---------- Dataset excerpts
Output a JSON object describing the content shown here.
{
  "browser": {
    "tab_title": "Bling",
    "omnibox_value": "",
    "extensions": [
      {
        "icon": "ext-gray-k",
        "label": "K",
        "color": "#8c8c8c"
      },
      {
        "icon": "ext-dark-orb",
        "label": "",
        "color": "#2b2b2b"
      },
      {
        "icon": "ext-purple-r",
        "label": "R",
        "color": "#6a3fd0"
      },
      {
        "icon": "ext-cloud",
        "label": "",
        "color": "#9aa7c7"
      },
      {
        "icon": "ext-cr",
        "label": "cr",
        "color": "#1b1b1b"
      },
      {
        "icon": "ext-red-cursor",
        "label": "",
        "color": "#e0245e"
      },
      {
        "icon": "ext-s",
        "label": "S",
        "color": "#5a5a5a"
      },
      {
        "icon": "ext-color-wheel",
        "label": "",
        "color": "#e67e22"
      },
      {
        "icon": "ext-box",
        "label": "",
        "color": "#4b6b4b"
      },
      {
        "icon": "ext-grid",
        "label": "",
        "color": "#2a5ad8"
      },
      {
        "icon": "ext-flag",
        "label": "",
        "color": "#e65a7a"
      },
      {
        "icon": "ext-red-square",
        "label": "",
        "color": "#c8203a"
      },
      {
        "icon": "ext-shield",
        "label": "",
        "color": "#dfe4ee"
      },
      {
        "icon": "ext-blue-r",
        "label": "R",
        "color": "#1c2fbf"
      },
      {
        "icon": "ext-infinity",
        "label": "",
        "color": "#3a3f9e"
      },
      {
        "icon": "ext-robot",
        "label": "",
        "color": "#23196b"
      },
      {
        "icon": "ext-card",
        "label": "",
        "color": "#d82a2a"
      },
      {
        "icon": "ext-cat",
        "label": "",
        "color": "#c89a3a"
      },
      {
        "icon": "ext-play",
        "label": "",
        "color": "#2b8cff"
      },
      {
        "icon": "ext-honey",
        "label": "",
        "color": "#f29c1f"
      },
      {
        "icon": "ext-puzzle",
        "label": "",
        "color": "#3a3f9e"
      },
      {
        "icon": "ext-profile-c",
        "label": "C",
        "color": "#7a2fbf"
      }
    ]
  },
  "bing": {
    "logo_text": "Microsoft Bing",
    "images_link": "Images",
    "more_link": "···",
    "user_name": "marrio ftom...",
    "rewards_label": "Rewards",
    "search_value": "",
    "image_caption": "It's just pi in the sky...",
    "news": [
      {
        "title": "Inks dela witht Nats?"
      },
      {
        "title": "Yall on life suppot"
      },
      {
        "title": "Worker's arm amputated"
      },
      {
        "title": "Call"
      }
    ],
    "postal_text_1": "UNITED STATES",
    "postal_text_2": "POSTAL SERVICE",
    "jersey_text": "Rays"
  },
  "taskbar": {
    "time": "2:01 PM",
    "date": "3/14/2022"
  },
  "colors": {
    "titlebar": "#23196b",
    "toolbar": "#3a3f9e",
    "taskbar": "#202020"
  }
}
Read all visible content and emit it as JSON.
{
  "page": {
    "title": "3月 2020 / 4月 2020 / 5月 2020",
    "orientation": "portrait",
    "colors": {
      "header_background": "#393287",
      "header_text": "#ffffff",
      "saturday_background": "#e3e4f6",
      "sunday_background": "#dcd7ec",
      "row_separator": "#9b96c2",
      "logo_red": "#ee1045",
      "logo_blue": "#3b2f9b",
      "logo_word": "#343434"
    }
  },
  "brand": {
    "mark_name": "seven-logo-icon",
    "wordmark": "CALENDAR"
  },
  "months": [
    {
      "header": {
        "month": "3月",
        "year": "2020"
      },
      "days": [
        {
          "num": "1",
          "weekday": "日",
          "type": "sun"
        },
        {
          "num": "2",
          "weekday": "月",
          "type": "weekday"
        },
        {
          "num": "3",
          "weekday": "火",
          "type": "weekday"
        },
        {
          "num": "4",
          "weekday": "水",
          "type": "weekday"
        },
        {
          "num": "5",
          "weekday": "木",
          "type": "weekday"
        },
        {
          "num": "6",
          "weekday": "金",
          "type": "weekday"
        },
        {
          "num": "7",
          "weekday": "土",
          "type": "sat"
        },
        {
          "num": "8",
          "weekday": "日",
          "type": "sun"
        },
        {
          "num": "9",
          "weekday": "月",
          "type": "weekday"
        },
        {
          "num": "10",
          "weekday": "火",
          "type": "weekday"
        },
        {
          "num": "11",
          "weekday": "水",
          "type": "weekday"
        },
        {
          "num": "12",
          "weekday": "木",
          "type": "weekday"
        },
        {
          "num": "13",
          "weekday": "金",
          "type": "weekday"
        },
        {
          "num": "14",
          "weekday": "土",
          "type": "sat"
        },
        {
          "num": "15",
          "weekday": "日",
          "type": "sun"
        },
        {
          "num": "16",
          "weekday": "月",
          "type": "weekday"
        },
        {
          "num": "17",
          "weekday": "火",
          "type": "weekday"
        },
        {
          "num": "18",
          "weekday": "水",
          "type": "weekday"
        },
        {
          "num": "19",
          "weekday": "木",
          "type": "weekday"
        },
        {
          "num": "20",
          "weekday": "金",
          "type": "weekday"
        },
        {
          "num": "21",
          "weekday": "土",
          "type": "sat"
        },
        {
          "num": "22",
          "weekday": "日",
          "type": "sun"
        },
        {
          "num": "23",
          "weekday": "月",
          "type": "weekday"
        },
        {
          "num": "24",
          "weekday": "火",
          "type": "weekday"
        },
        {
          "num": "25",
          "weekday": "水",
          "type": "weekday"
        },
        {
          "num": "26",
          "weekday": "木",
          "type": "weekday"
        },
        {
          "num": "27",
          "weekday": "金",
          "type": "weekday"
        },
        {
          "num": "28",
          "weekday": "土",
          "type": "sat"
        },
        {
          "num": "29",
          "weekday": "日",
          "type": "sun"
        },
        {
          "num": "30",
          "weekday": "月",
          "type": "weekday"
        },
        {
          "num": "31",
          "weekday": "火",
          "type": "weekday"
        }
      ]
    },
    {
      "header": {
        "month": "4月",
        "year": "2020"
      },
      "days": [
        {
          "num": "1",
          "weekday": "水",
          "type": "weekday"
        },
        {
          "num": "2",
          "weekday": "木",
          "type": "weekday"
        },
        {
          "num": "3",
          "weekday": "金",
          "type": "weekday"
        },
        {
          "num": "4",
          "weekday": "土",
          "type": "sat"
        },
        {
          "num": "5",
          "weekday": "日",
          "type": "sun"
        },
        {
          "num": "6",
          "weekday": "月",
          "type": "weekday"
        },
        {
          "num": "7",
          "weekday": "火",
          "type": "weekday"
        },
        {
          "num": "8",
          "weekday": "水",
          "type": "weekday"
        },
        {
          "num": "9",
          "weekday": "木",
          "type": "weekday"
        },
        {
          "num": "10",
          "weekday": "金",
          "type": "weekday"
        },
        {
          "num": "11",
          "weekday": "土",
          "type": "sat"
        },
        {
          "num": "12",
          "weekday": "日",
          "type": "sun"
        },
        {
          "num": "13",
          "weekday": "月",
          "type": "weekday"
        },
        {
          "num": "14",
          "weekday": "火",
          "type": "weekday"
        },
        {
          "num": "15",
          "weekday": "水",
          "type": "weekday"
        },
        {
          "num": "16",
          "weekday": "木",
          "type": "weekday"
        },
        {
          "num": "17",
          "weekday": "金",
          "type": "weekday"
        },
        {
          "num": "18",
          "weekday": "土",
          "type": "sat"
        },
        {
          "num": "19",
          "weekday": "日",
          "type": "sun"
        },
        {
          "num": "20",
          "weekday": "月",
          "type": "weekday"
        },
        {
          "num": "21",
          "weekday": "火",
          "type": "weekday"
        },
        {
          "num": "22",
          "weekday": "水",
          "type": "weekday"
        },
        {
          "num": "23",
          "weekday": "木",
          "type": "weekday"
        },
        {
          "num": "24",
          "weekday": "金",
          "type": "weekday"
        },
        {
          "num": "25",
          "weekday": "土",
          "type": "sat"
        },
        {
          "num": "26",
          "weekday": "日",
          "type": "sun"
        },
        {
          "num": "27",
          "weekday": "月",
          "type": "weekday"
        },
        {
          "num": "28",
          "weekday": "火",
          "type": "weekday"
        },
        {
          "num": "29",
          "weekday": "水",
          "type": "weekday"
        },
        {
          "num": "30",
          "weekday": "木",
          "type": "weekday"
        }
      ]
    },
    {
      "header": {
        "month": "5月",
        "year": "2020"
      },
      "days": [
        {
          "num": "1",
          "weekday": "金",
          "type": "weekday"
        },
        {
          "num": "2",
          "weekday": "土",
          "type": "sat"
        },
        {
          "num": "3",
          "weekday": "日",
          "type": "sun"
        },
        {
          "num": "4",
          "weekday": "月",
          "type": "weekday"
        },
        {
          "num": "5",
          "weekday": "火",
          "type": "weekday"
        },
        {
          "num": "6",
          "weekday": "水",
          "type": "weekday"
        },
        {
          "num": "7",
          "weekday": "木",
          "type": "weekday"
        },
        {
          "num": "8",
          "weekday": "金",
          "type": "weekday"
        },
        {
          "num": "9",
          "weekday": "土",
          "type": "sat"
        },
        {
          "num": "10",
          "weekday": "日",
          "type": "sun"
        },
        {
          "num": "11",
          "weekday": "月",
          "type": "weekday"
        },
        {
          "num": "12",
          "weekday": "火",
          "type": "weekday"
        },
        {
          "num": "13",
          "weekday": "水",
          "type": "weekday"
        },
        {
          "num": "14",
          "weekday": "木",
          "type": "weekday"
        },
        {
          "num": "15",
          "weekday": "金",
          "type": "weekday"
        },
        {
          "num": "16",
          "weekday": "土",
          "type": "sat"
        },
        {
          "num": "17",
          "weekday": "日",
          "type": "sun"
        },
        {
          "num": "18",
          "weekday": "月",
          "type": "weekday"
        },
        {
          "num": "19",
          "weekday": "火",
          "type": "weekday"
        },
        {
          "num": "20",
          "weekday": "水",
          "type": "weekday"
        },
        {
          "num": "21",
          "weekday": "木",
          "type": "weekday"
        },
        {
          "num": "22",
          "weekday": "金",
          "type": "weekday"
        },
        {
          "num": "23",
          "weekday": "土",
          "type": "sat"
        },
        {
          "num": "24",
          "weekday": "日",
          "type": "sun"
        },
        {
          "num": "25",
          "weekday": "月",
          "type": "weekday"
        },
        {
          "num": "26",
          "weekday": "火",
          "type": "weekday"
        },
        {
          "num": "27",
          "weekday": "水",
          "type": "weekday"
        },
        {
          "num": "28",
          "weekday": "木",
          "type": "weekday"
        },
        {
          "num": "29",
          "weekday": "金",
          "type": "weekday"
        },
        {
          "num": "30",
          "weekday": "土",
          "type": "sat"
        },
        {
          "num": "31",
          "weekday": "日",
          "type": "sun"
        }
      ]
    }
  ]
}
--------------------
* _Requirement_
Search the entries for the word "JSON" and gather every line where it appears.

* _Response to this task_
Output a JSON object describing the content shown here.
Read all visible content and emit it as JSON.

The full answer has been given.